:: Input for this task
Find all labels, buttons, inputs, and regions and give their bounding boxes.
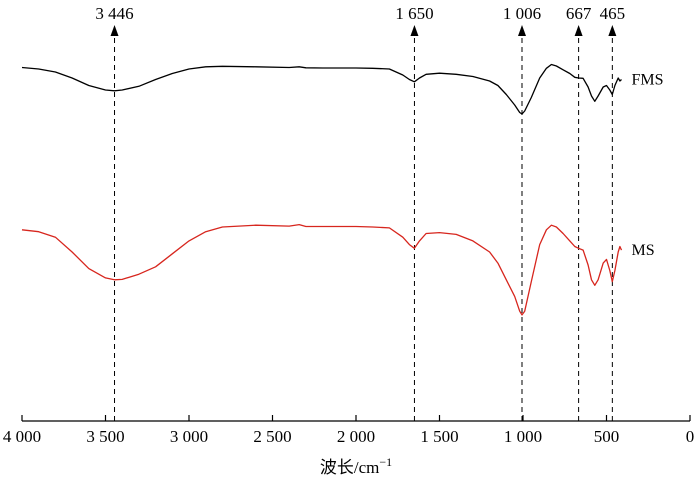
::::
:: Input for this task
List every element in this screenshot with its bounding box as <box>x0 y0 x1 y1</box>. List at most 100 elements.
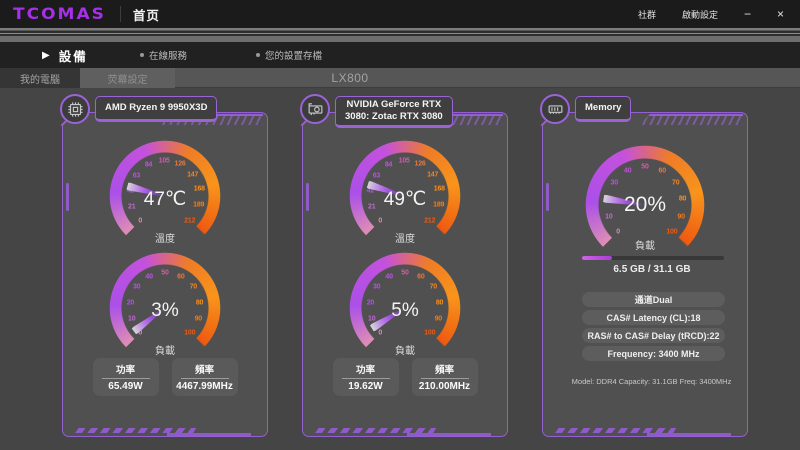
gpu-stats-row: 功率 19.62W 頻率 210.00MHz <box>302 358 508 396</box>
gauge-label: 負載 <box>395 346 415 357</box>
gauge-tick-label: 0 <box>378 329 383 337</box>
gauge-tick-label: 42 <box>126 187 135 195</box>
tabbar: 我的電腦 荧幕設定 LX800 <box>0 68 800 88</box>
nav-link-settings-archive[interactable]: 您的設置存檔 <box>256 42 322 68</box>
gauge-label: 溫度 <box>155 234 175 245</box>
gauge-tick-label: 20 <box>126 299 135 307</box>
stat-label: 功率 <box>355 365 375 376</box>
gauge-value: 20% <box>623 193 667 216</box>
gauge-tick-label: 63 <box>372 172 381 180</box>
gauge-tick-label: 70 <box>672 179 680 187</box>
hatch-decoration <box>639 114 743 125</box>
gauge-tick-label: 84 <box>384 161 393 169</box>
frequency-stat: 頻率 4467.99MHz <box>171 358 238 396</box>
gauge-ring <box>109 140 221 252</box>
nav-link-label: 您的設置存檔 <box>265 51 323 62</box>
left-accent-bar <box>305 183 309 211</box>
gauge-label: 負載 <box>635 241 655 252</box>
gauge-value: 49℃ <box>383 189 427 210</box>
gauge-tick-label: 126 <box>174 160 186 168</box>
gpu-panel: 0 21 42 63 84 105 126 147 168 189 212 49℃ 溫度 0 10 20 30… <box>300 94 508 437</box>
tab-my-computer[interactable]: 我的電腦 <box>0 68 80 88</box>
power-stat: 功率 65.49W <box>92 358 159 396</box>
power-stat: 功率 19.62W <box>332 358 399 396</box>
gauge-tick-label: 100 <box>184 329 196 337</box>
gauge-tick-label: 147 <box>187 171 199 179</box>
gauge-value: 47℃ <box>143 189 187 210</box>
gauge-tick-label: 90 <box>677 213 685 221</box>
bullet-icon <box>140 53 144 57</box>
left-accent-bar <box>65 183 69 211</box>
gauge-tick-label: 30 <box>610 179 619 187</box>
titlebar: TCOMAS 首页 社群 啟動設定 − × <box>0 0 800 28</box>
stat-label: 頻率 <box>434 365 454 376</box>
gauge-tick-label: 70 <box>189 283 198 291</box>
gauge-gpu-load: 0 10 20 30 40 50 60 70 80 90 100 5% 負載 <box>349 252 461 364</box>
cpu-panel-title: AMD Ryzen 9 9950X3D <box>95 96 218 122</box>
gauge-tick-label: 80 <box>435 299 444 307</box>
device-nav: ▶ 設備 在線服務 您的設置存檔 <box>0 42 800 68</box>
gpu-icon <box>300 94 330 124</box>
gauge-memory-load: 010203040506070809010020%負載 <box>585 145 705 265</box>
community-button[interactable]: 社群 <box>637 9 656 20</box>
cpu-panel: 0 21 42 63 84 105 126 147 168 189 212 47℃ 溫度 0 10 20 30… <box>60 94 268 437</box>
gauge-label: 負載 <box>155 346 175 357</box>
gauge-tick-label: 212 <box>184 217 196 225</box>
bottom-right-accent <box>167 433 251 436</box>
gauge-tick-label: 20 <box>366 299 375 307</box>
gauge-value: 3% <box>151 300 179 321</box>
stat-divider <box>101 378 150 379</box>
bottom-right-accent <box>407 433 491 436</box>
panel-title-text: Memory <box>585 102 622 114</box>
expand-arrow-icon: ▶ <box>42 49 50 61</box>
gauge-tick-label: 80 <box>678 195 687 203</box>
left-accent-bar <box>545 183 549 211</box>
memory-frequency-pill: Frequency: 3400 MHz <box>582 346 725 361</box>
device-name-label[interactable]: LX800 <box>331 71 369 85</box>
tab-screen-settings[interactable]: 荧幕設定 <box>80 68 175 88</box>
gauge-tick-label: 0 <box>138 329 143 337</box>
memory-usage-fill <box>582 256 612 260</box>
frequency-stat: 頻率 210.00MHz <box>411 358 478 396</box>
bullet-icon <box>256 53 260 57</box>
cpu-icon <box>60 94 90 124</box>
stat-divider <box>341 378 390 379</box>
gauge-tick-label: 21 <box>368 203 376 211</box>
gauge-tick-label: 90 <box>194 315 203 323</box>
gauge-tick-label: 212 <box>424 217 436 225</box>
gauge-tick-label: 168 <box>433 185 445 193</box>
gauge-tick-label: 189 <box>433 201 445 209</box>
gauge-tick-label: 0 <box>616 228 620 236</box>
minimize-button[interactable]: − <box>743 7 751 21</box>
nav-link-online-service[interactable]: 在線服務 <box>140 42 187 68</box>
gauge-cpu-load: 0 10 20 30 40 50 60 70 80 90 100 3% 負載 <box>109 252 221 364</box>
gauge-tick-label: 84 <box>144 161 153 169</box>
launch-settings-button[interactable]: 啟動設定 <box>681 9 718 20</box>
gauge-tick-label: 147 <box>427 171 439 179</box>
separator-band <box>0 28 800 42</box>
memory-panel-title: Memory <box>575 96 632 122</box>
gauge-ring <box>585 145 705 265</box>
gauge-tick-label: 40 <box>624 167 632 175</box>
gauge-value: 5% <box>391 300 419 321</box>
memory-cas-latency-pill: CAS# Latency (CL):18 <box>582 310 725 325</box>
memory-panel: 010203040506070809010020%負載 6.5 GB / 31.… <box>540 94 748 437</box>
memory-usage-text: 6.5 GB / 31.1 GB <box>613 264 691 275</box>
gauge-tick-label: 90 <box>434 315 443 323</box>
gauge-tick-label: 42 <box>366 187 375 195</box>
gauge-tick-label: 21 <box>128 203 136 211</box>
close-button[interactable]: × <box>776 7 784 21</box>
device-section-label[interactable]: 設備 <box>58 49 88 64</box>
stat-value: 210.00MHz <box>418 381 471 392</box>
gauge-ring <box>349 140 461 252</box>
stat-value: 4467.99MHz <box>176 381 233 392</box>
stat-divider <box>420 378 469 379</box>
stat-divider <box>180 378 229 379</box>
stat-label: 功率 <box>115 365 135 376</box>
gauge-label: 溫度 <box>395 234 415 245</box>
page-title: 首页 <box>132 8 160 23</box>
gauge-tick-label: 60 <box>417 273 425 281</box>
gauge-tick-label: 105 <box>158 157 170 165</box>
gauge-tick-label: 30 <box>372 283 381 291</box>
::::
### Written task
Rewrite the lines from the one containing "List every element" up to and including the one containing "hatch-decoration <box>639 114 743 125</box>", changing every "gauge-tick-label" to "axis-label" and leaving everything else as it is. Omit the pictures from your answer.

### Complete response
List every element in this screenshot with its bounding box as <box>x0 y0 x1 y1</box>. List at most 100 elements.
gpu-stats-row: 功率 19.62W 頻率 210.00MHz <box>302 358 508 396</box>
gauge-label: 負載 <box>395 346 415 357</box>
axis-label: 0 <box>378 329 383 337</box>
axis-label: 42 <box>126 187 135 195</box>
tabbar: 我的電腦 荧幕設定 LX800 <box>0 68 800 88</box>
nav-link-settings-archive[interactable]: 您的設置存檔 <box>256 42 322 68</box>
gauge-label: 溫度 <box>155 234 175 245</box>
axis-label: 20 <box>126 299 135 307</box>
stat-label: 功率 <box>355 365 375 376</box>
gauge-value: 20% <box>623 193 667 216</box>
axis-label: 63 <box>372 172 381 180</box>
axis-label: 70 <box>672 179 680 187</box>
hatch-decoration <box>639 114 743 125</box>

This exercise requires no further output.